* begin Stored data *
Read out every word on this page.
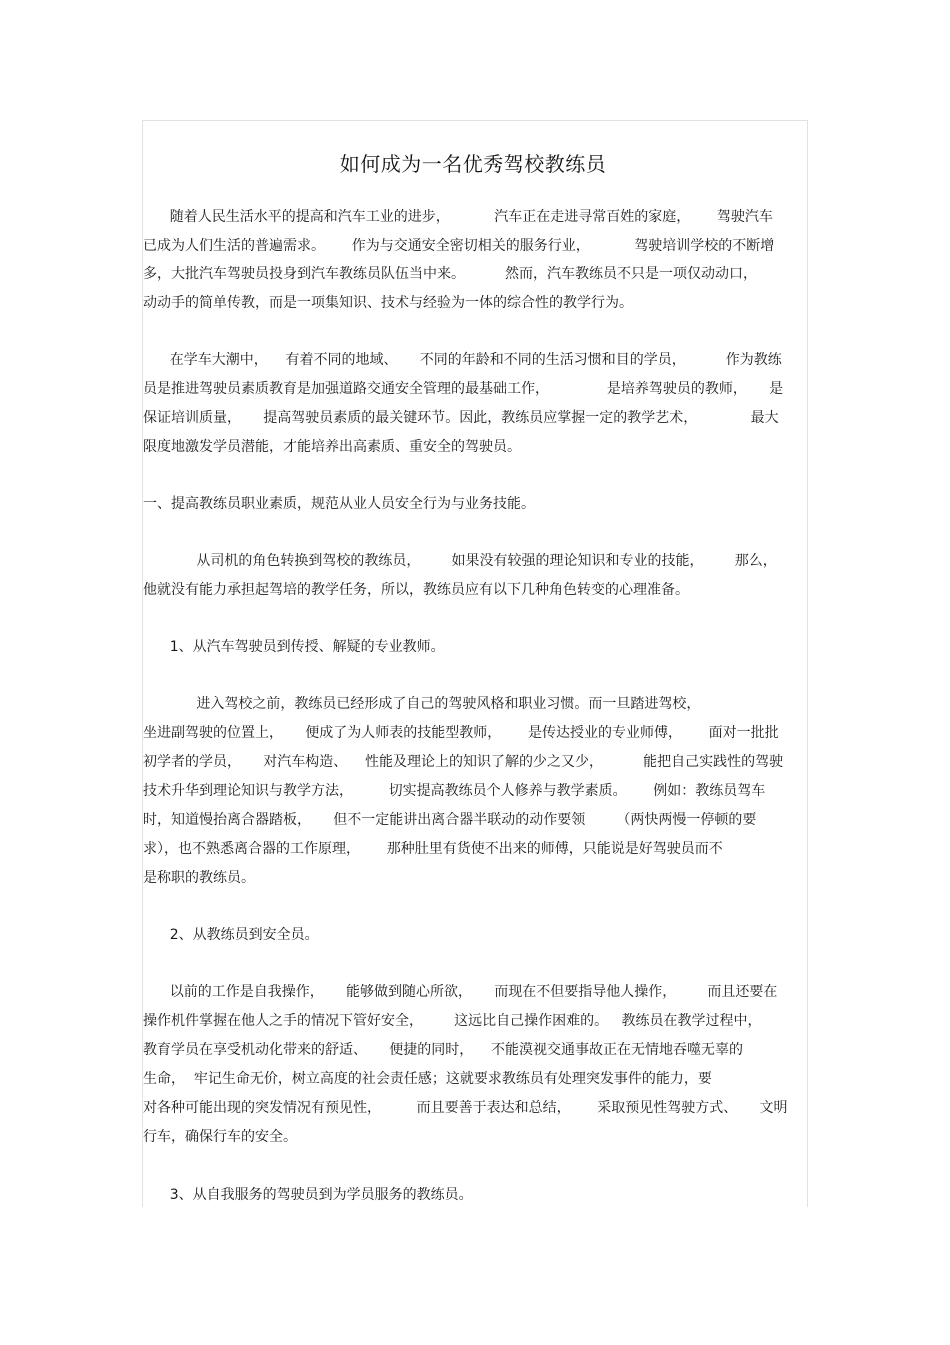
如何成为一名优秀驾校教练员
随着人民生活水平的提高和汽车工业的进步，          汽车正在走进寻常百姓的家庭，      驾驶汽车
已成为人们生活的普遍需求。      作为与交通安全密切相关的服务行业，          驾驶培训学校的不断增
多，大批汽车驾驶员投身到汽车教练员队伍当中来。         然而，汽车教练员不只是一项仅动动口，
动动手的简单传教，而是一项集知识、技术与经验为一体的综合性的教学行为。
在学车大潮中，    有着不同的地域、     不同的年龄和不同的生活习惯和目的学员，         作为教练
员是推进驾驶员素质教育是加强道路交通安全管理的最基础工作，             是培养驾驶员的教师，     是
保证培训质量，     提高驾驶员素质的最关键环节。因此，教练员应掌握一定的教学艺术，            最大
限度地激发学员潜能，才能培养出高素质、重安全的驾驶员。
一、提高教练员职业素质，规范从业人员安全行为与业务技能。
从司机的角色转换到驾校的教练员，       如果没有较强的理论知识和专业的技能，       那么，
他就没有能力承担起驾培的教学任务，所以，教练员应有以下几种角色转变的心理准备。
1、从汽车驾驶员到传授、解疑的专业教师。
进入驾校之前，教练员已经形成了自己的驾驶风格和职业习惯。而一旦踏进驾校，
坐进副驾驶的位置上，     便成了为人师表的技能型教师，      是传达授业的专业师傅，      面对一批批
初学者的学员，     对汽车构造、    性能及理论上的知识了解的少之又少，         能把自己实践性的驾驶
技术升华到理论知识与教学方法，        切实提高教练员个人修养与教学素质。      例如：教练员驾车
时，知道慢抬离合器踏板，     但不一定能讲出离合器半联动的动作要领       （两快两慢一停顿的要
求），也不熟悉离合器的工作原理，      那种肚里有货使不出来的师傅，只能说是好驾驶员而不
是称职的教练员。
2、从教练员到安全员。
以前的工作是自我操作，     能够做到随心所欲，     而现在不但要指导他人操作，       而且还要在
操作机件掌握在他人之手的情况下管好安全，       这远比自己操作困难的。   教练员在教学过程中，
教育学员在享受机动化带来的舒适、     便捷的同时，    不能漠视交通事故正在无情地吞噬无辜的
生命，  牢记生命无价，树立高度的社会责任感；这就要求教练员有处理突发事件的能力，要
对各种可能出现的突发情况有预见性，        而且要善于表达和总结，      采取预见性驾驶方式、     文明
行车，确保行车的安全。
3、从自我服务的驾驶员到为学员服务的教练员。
* end Stored data *
* begin Stored data *
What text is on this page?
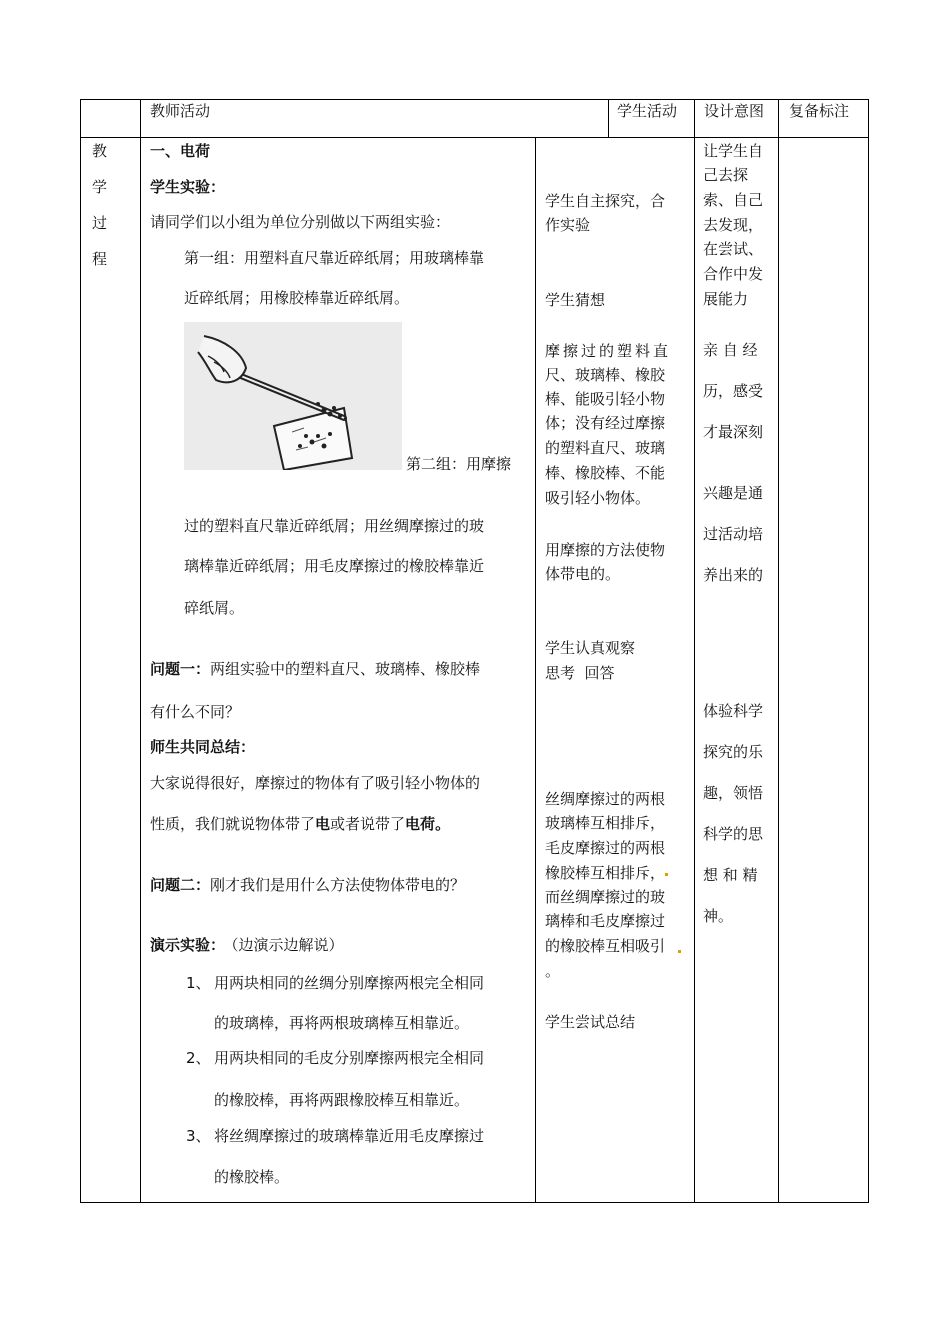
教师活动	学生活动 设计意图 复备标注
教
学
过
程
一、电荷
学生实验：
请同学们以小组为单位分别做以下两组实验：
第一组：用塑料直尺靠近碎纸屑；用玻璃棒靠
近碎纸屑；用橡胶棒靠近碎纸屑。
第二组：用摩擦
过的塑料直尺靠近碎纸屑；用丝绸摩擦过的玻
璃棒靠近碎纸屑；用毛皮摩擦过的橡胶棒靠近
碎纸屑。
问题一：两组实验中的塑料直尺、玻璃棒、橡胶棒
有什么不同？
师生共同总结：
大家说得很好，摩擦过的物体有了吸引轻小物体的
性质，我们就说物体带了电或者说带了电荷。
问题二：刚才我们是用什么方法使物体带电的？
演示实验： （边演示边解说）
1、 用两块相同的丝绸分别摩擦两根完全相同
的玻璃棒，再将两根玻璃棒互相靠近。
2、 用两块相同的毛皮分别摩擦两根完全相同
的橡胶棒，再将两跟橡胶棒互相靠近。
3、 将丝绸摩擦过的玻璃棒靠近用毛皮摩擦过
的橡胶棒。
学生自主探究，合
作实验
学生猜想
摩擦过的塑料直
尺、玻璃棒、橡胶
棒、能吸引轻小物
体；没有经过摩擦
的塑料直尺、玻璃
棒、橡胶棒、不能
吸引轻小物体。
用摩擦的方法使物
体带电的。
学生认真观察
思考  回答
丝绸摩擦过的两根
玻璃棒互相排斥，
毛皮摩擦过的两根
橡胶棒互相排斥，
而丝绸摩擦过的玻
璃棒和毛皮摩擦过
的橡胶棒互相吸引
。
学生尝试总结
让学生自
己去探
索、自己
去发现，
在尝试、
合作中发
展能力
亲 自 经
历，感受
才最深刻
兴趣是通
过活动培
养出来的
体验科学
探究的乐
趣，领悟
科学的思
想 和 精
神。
* end Stored data *
— Exercise description —
Search the listing above for the string "page". Copy every line that contains it.

— Output of the exercise —
Read out every word on this page.
What text is on this page?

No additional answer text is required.